## PROBLEM DESCRIPTION
Each line below is to be written out in full, exactly as shown.

## DATA
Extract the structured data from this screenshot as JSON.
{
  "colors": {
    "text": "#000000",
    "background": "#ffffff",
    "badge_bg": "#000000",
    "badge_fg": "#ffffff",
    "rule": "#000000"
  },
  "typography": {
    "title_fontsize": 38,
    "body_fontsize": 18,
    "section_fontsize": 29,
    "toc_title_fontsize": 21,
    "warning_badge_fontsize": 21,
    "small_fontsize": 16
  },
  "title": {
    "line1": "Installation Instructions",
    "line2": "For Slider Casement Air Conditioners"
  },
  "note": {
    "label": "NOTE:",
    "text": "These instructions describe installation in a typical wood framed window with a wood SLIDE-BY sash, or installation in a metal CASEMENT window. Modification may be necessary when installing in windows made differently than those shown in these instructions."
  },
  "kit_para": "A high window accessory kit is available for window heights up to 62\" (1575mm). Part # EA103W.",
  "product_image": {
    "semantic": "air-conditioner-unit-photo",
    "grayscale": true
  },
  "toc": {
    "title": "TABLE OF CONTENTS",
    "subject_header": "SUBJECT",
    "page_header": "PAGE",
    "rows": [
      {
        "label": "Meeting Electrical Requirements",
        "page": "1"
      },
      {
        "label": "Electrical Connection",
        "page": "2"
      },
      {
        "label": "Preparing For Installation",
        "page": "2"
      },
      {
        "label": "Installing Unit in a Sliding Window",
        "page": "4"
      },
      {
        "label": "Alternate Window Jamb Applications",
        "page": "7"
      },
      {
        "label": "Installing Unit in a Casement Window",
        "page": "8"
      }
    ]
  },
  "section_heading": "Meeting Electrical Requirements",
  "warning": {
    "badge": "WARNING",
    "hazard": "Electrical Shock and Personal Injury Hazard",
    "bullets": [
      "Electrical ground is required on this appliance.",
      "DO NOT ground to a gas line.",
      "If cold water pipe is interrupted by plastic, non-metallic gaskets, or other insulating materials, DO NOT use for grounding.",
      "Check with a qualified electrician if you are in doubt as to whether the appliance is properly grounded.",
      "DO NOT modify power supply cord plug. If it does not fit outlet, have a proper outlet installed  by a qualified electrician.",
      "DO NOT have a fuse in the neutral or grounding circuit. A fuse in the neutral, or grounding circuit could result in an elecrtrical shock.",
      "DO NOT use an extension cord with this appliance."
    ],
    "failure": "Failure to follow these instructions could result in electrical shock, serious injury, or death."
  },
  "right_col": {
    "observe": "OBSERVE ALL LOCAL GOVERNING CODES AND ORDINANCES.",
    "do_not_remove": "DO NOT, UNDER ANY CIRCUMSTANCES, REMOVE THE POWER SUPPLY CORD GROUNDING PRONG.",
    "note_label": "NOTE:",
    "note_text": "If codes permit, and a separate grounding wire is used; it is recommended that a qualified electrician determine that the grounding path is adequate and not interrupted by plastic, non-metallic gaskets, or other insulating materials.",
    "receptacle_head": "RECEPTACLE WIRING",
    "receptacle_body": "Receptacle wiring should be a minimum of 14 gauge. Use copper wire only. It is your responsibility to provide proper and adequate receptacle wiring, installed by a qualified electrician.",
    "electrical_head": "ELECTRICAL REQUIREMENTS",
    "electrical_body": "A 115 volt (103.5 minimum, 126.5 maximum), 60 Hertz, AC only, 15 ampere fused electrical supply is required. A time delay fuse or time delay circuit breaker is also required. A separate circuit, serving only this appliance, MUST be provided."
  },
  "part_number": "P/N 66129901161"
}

## REPLY TO THE TASK
Extract the structured data from this screenshot as JSON.
{
  "colors": {
    "text": "#000000",
    "background": "#ffffff",
    "badge_bg": "#000000",
    "badge_fg": "#ffffff",
    "rule": "#000000"
  },
  "typography": {
    "title_fontsize": 38,
    "body_fontsize": 18,
    "section_fontsize": 29,
    "toc_title_fontsize": 21,
    "warning_badge_fontsize": 21,
    "small_fontsize": 16
  },
  "title": {
    "line1": "Installation Instructions",
    "line2": "For Slider Casement Air Conditioners"
  },
  "note": {
    "label": "NOTE:",
    "text": "These instructions describe installation in a typical wood framed window with a wood SLIDE-BY sash, or installation in a metal CASEMENT window. Modification may be necessary when installing in windows made differently than those shown in these instructions."
  },
  "kit_para": "A high window accessory kit is available for window heights up to 62\" (1575mm). Part # EA103W.",
  "product_image": {
    "semantic": "air-conditioner-unit-photo",
    "grayscale": true
  },
  "toc": {
    "title": "TABLE OF CONTENTS",
    "subject_header": "SUBJECT",
    "page_header": "PAGE",
    "rows": [
      {
        "label": "Meeting Electrical Requirements",
        "page": "1"
      },
      {
        "label": "Electrical Connection",
        "page": "2"
      },
      {
        "label": "Preparing For Installation",
        "page": "2"
      },
      {
        "label": "Installing Unit in a Sliding Window",
        "page": "4"
      },
      {
        "label": "Alternate Window Jamb Applications",
        "page": "7"
      },
      {
        "label": "Installing Unit in a Casement Window",
        "page": "8"
      }
    ]
  },
  "section_heading": "Meeting Electrical Requirements",
  "warning": {
    "badge": "WARNING",
    "hazard": "Electrical Shock and Personal Injury Hazard",
    "bullets": [
      "Electrical ground is required on this appliance.",
      "DO NOT ground to a gas line.",
      "If cold water pipe is interrupted by plastic, non-metallic gaskets, or other insulating materials, DO NOT use for grounding.",
      "Check with a qualified electrician if you are in doubt as to whether the appliance is properly grounded.",
      "DO NOT modify power supply cord plug. If it does not fit outlet, have a proper outlet installed  by a qualified electrician.",
      "DO NOT have a fuse in the neutral or grounding circuit. A fuse in the neutral, or grounding circuit could result in an elecrtrical shock.",
      "DO NOT use an extension cord with this appliance."
    ],
    "failure": "Failure to follow these instructions could result in electrical shock, serious injury, or death."
  },
  "right_col": {
    "observe": "OBSERVE ALL LOCAL GOVERNING CODES AND ORDINANCES.",
    "do_not_remove": "DO NOT, UNDER ANY CIRCUMSTANCES, REMOVE THE POWER SUPPLY CORD GROUNDING PRONG.",
    "note_label": "NOTE:",
    "note_text": "If codes permit, and a separate grounding wire is used; it is recommended that a qualified electrician determine that the grounding path is adequate and not interrupted by plastic, non-metallic gaskets, or other insulating materials.",
    "receptacle_head": "RECEPTACLE WIRING",
    "receptacle_body": "Receptacle wiring should be a minimum of 14 gauge. Use copper wire only. It is your responsibility to provide proper and adequate receptacle wiring, installed by a qualified electrician.",
    "electrical_head": "ELECTRICAL REQUIREMENTS",
    "electrical_body": "A 115 volt (103.5 minimum, 126.5 maximum), 60 Hertz, AC only, 15 ampere fused electrical supply is required. A time delay fuse or time delay circuit breaker is also required. A separate circuit, serving only this appliance, MUST be provided."
  },
  "part_number": "P/N 66129901161"
}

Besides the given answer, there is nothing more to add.